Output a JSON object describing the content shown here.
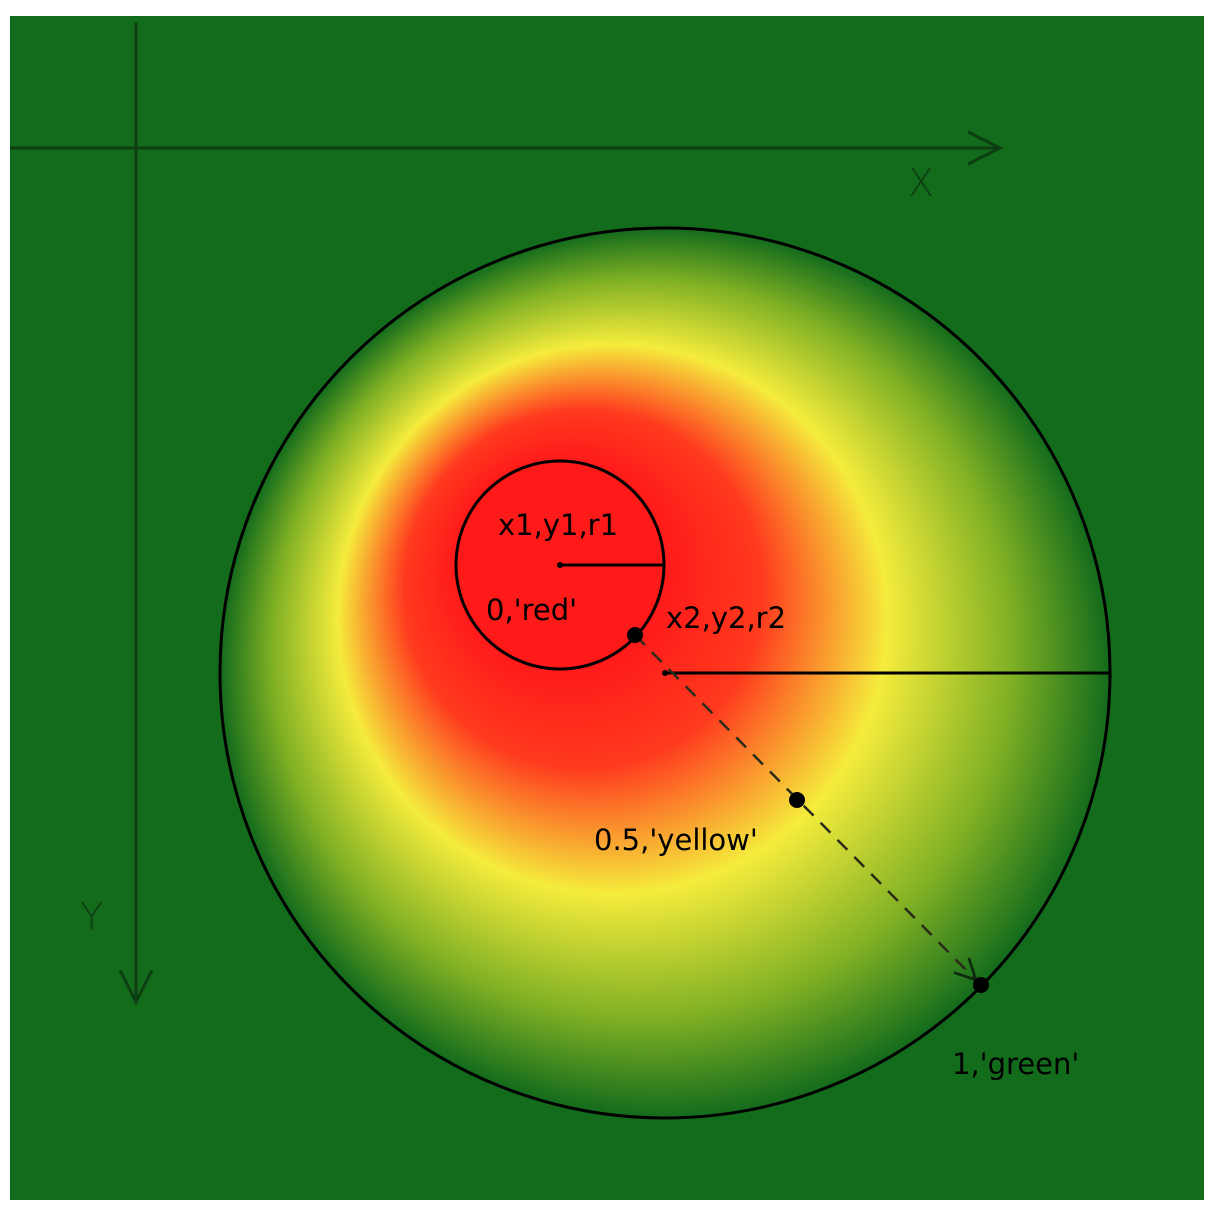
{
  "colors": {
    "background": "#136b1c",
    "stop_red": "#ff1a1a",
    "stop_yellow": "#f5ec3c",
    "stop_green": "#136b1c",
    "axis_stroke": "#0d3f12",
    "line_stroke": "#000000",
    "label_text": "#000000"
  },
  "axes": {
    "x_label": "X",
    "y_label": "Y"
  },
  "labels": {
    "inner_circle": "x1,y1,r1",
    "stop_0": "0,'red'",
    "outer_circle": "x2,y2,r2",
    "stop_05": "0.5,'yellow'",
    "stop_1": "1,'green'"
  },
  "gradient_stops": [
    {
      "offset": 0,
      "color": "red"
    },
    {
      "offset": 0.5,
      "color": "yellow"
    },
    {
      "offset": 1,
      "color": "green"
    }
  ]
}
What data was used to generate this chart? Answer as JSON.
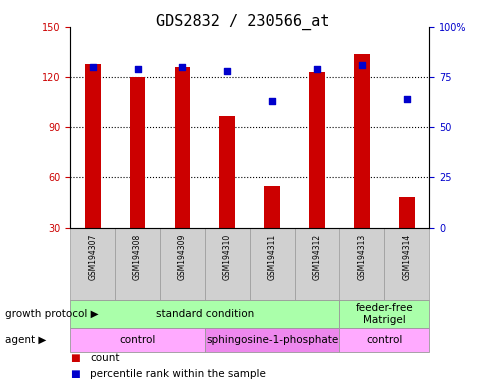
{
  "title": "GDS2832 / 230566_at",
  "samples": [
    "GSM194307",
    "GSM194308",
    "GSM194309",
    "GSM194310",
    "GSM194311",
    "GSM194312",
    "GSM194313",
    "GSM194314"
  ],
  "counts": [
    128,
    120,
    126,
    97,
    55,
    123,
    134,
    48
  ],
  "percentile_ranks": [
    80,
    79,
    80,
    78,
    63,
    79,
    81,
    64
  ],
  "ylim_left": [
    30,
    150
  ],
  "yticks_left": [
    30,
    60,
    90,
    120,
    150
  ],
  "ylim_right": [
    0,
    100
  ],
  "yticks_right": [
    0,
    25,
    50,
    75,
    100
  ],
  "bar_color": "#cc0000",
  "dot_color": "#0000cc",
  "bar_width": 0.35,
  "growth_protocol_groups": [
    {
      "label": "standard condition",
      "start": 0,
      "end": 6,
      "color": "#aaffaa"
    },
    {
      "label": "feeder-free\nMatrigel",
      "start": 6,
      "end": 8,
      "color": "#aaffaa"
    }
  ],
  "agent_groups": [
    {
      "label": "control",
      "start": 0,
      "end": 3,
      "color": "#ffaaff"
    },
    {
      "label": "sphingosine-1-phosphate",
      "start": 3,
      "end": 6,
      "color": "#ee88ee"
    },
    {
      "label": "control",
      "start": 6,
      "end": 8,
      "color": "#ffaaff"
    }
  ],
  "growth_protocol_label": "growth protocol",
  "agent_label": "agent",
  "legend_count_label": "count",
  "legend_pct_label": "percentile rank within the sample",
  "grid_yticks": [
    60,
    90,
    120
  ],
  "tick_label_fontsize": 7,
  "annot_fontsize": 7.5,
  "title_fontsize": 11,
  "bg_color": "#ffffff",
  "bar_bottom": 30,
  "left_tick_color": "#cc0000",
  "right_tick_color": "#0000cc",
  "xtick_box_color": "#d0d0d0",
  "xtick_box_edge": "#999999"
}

What is required. Reproduce each line exactly as it appears, omitting the pictures.

Correct output.
Output a JSON object describing the content shown here.
{
  "colors": {
    "background": "#136b1c",
    "stop_red": "#ff1a1a",
    "stop_yellow": "#f5ec3c",
    "stop_green": "#136b1c",
    "axis_stroke": "#0d3f12",
    "line_stroke": "#000000",
    "label_text": "#000000"
  },
  "axes": {
    "x_label": "X",
    "y_label": "Y"
  },
  "labels": {
    "inner_circle": "x1,y1,r1",
    "stop_0": "0,'red'",
    "outer_circle": "x2,y2,r2",
    "stop_05": "0.5,'yellow'",
    "stop_1": "1,'green'"
  },
  "gradient_stops": [
    {
      "offset": 0,
      "color": "red"
    },
    {
      "offset": 0.5,
      "color": "yellow"
    },
    {
      "offset": 1,
      "color": "green"
    }
  ]
}
What data was used to generate this chart? Answer as JSON.
{
  "title": "GDS2832 / 230566_at",
  "samples": [
    "GSM194307",
    "GSM194308",
    "GSM194309",
    "GSM194310",
    "GSM194311",
    "GSM194312",
    "GSM194313",
    "GSM194314"
  ],
  "counts": [
    128,
    120,
    126,
    97,
    55,
    123,
    134,
    48
  ],
  "percentile_ranks": [
    80,
    79,
    80,
    78,
    63,
    79,
    81,
    64
  ],
  "ylim_left": [
    30,
    150
  ],
  "yticks_left": [
    30,
    60,
    90,
    120,
    150
  ],
  "ylim_right": [
    0,
    100
  ],
  "yticks_right": [
    0,
    25,
    50,
    75,
    100
  ],
  "bar_color": "#cc0000",
  "dot_color": "#0000cc",
  "bar_width": 0.35,
  "growth_protocol_groups": [
    {
      "label": "standard condition",
      "start": 0,
      "end": 6,
      "color": "#aaffaa"
    },
    {
      "label": "feeder-free\nMatrigel",
      "start": 6,
      "end": 8,
      "color": "#aaffaa"
    }
  ],
  "agent_groups": [
    {
      "label": "control",
      "start": 0,
      "end": 3,
      "color": "#ffaaff"
    },
    {
      "label": "sphingosine-1-phosphate",
      "start": 3,
      "end": 6,
      "color": "#ee88ee"
    },
    {
      "label": "control",
      "start": 6,
      "end": 8,
      "color": "#ffaaff"
    }
  ],
  "growth_protocol_label": "growth protocol",
  "agent_label": "agent",
  "legend_count_label": "count",
  "legend_pct_label": "percentile rank within the sample",
  "grid_yticks": [
    60,
    90,
    120
  ],
  "tick_label_fontsize": 7,
  "annot_fontsize": 7.5,
  "title_fontsize": 11,
  "bg_color": "#ffffff",
  "bar_bottom": 30,
  "left_tick_color": "#cc0000",
  "right_tick_color": "#0000cc",
  "xtick_box_color": "#d0d0d0",
  "xtick_box_edge": "#999999"
}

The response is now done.